DIRECTIONS
Reproduce the material word for word; the images stay out.

RECORD EXTRACTS
━━━━━━━━━━
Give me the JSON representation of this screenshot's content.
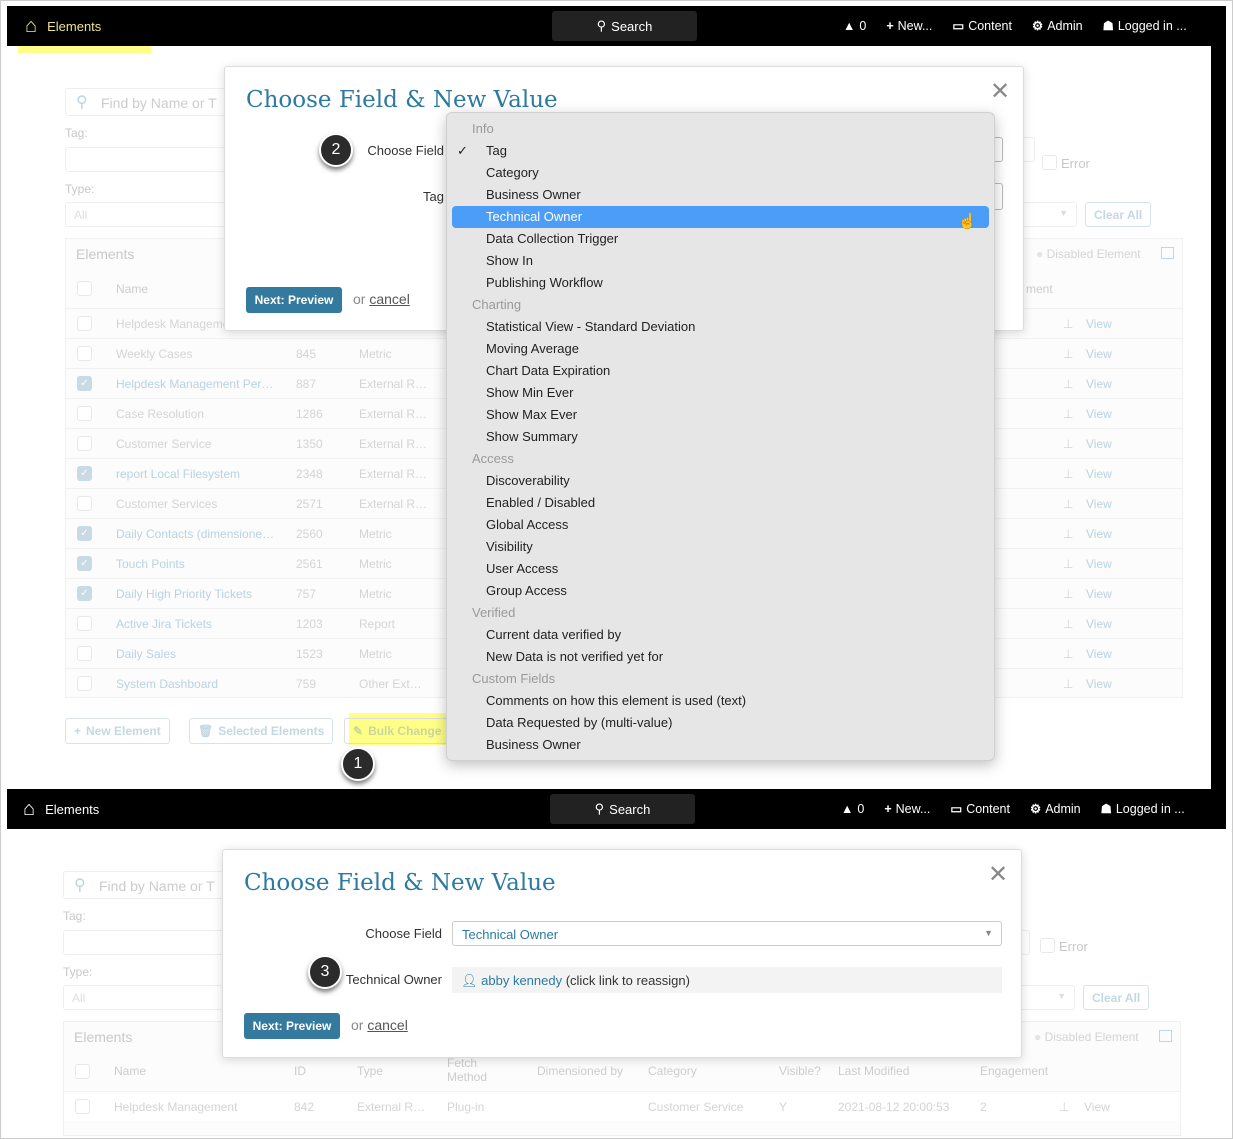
{
  "nav": {
    "title": "Elements",
    "search": "Search",
    "alerts": "0",
    "new": "New...",
    "content": "Content",
    "admin": "Admin",
    "user": "Logged in ..."
  },
  "filters": {
    "search_placeholder": "Find by Name or T",
    "tag_label": "Tag:",
    "type_label": "Type:",
    "type_value": "All",
    "error_label": "Error",
    "clear_all": "Clear All"
  },
  "elements": {
    "title": "Elements",
    "legend": "Disabled Element",
    "view": "View",
    "partial_col": "ment",
    "columns": {
      "name": "Name",
      "id": "ID",
      "type": "Type",
      "fetch": "Fetch Method",
      "dimensioned": "Dimensioned by",
      "category": "Category",
      "visible": "Visible?",
      "modified": "Last Modified",
      "engagement": "Engagement"
    },
    "rows": [
      {
        "name": "Helpdesk Management",
        "id": "",
        "type": "",
        "checked": false,
        "link": false
      },
      {
        "name": "Weekly Cases",
        "id": "845",
        "type": "Metric",
        "checked": false,
        "link": false
      },
      {
        "name": "Helpdesk Management Per…",
        "id": "887",
        "type": "External R…",
        "checked": true,
        "link": true
      },
      {
        "name": "Case Resolution",
        "id": "1286",
        "type": "External R…",
        "checked": false,
        "link": false
      },
      {
        "name": "Customer Service",
        "id": "1350",
        "type": "External R…",
        "checked": false,
        "link": false
      },
      {
        "name": "report Local Filesystem",
        "id": "2348",
        "type": "External R…",
        "checked": true,
        "link": true
      },
      {
        "name": "Customer Services",
        "id": "2571",
        "type": "External R…",
        "checked": false,
        "link": false
      },
      {
        "name": "Daily Contacts (dimensione…",
        "id": "2560",
        "type": "Metric",
        "checked": true,
        "link": true
      },
      {
        "name": "Touch Points",
        "id": "2561",
        "type": "Metric",
        "checked": true,
        "link": true
      },
      {
        "name": "Daily High Priority Tickets",
        "id": "757",
        "type": "Metric",
        "checked": true,
        "link": true
      },
      {
        "name": "Active Jira Tickets",
        "id": "1203",
        "type": "Report",
        "checked": false,
        "link": true
      },
      {
        "name": "Daily Sales",
        "id": "1523",
        "type": "Metric",
        "checked": false,
        "link": true
      },
      {
        "name": "System Dashboard",
        "id": "759",
        "type": "Other Ext…",
        "checked": false,
        "link": true
      }
    ],
    "bottom_row": {
      "name": "Helpdesk Management",
      "id": "842",
      "type": "External R…",
      "fetch": "Plug-in",
      "category": "Customer Service",
      "visible": "Y",
      "modified": "2021-08-12 20:00:53",
      "engagement": "2"
    }
  },
  "actions": {
    "new_element": "New Element",
    "selected_elements": "Selected Elements",
    "bulk_change": "Bulk Change"
  },
  "modal": {
    "title": "Choose Field & New Value",
    "choose_field_label": "Choose Field",
    "tag_label": "Tag",
    "next": "Next: Preview",
    "or": "or",
    "cancel": "cancel",
    "selected_field": "Technical Owner",
    "owner_label": "Technical Owner",
    "owner_name": "abby kennedy",
    "owner_hint": "(click link to reassign)"
  },
  "dropdown": [
    {
      "label": "Info",
      "group": true
    },
    {
      "label": "Tag",
      "checked": true
    },
    {
      "label": "Category"
    },
    {
      "label": "Business Owner"
    },
    {
      "label": "Technical Owner",
      "highlighted": true
    },
    {
      "label": "Data Collection Trigger"
    },
    {
      "label": "Show In"
    },
    {
      "label": "Publishing Workflow"
    },
    {
      "label": "Charting",
      "group": true
    },
    {
      "label": "Statistical View - Standard Deviation"
    },
    {
      "label": "Moving Average"
    },
    {
      "label": "Chart Data Expiration"
    },
    {
      "label": "Show Min Ever"
    },
    {
      "label": "Show Max Ever"
    },
    {
      "label": "Show Summary"
    },
    {
      "label": "Access",
      "group": true
    },
    {
      "label": "Discoverability"
    },
    {
      "label": "Enabled / Disabled"
    },
    {
      "label": "Global Access"
    },
    {
      "label": "Visibility"
    },
    {
      "label": "User Access"
    },
    {
      "label": "Group Access"
    },
    {
      "label": "Verified",
      "group": true
    },
    {
      "label": "Current data verified by"
    },
    {
      "label": "New Data is not verified yet for"
    },
    {
      "label": "Custom Fields",
      "group": true
    },
    {
      "label": "Comments on how this element is used (text)"
    },
    {
      "label": "Data Requested by (multi-value)"
    },
    {
      "label": "Business Owner"
    }
  ],
  "badges": {
    "one": "1",
    "two": "2",
    "three": "3"
  },
  "colors": {
    "accent": "#337a9e",
    "highlight": "#4c9df7",
    "title": "#2c7aa0",
    "marker": "#ffff88"
  }
}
━━━━━━━━━━
REPLY TO THE TASK
Give me the JSON representation of this screenshot's content.
{
  "nav": {
    "title": "Elements",
    "search": "Search",
    "alerts": "0",
    "new": "New...",
    "content": "Content",
    "admin": "Admin",
    "user": "Logged in ..."
  },
  "filters": {
    "search_placeholder": "Find by Name or T",
    "tag_label": "Tag:",
    "type_label": "Type:",
    "type_value": "All",
    "error_label": "Error",
    "clear_all": "Clear All"
  },
  "elements": {
    "title": "Elements",
    "legend": "Disabled Element",
    "view": "View",
    "partial_col": "ment",
    "columns": {
      "name": "Name",
      "id": "ID",
      "type": "Type",
      "fetch": "Fetch Method",
      "dimensioned": "Dimensioned by",
      "category": "Category",
      "visible": "Visible?",
      "modified": "Last Modified",
      "engagement": "Engagement"
    },
    "rows": [
      {
        "name": "Helpdesk Management",
        "id": "",
        "type": "",
        "checked": false,
        "link": false
      },
      {
        "name": "Weekly Cases",
        "id": "845",
        "type": "Metric",
        "checked": false,
        "link": false
      },
      {
        "name": "Helpdesk Management Per…",
        "id": "887",
        "type": "External R…",
        "checked": true,
        "link": true
      },
      {
        "name": "Case Resolution",
        "id": "1286",
        "type": "External R…",
        "checked": false,
        "link": false
      },
      {
        "name": "Customer Service",
        "id": "1350",
        "type": "External R…",
        "checked": false,
        "link": false
      },
      {
        "name": "report Local Filesystem",
        "id": "2348",
        "type": "External R…",
        "checked": true,
        "link": true
      },
      {
        "name": "Customer Services",
        "id": "2571",
        "type": "External R…",
        "checked": false,
        "link": false
      },
      {
        "name": "Daily Contacts (dimensione…",
        "id": "2560",
        "type": "Metric",
        "checked": true,
        "link": true
      },
      {
        "name": "Touch Points",
        "id": "2561",
        "type": "Metric",
        "checked": true,
        "link": true
      },
      {
        "name": "Daily High Priority Tickets",
        "id": "757",
        "type": "Metric",
        "checked": true,
        "link": true
      },
      {
        "name": "Active Jira Tickets",
        "id": "1203",
        "type": "Report",
        "checked": false,
        "link": true
      },
      {
        "name": "Daily Sales",
        "id": "1523",
        "type": "Metric",
        "checked": false,
        "link": true
      },
      {
        "name": "System Dashboard",
        "id": "759",
        "type": "Other Ext…",
        "checked": false,
        "link": true
      }
    ],
    "bottom_row": {
      "name": "Helpdesk Management",
      "id": "842",
      "type": "External R…",
      "fetch": "Plug-in",
      "category": "Customer Service",
      "visible": "Y",
      "modified": "2021-08-12 20:00:53",
      "engagement": "2"
    }
  },
  "actions": {
    "new_element": "New Element",
    "selected_elements": "Selected Elements",
    "bulk_change": "Bulk Change"
  },
  "modal": {
    "title": "Choose Field & New Value",
    "choose_field_label": "Choose Field",
    "tag_label": "Tag",
    "next": "Next: Preview",
    "or": "or",
    "cancel": "cancel",
    "selected_field": "Technical Owner",
    "owner_label": "Technical Owner",
    "owner_name": "abby kennedy",
    "owner_hint": "(click link to reassign)"
  },
  "dropdown": [
    {
      "label": "Info",
      "group": true
    },
    {
      "label": "Tag",
      "checked": true
    },
    {
      "label": "Category"
    },
    {
      "label": "Business Owner"
    },
    {
      "label": "Technical Owner",
      "highlighted": true
    },
    {
      "label": "Data Collection Trigger"
    },
    {
      "label": "Show In"
    },
    {
      "label": "Publishing Workflow"
    },
    {
      "label": "Charting",
      "group": true
    },
    {
      "label": "Statistical View - Standard Deviation"
    },
    {
      "label": "Moving Average"
    },
    {
      "label": "Chart Data Expiration"
    },
    {
      "label": "Show Min Ever"
    },
    {
      "label": "Show Max Ever"
    },
    {
      "label": "Show Summary"
    },
    {
      "label": "Access",
      "group": true
    },
    {
      "label": "Discoverability"
    },
    {
      "label": "Enabled / Disabled"
    },
    {
      "label": "Global Access"
    },
    {
      "label": "Visibility"
    },
    {
      "label": "User Access"
    },
    {
      "label": "Group Access"
    },
    {
      "label": "Verified",
      "group": true
    },
    {
      "label": "Current data verified by"
    },
    {
      "label": "New Data is not verified yet for"
    },
    {
      "label": "Custom Fields",
      "group": true
    },
    {
      "label": "Comments on how this element is used (text)"
    },
    {
      "label": "Data Requested by (multi-value)"
    },
    {
      "label": "Business Owner"
    }
  ],
  "badges": {
    "one": "1",
    "two": "2",
    "three": "3"
  },
  "colors": {
    "accent": "#337a9e",
    "highlight": "#4c9df7",
    "title": "#2c7aa0",
    "marker": "#ffff88"
  }
}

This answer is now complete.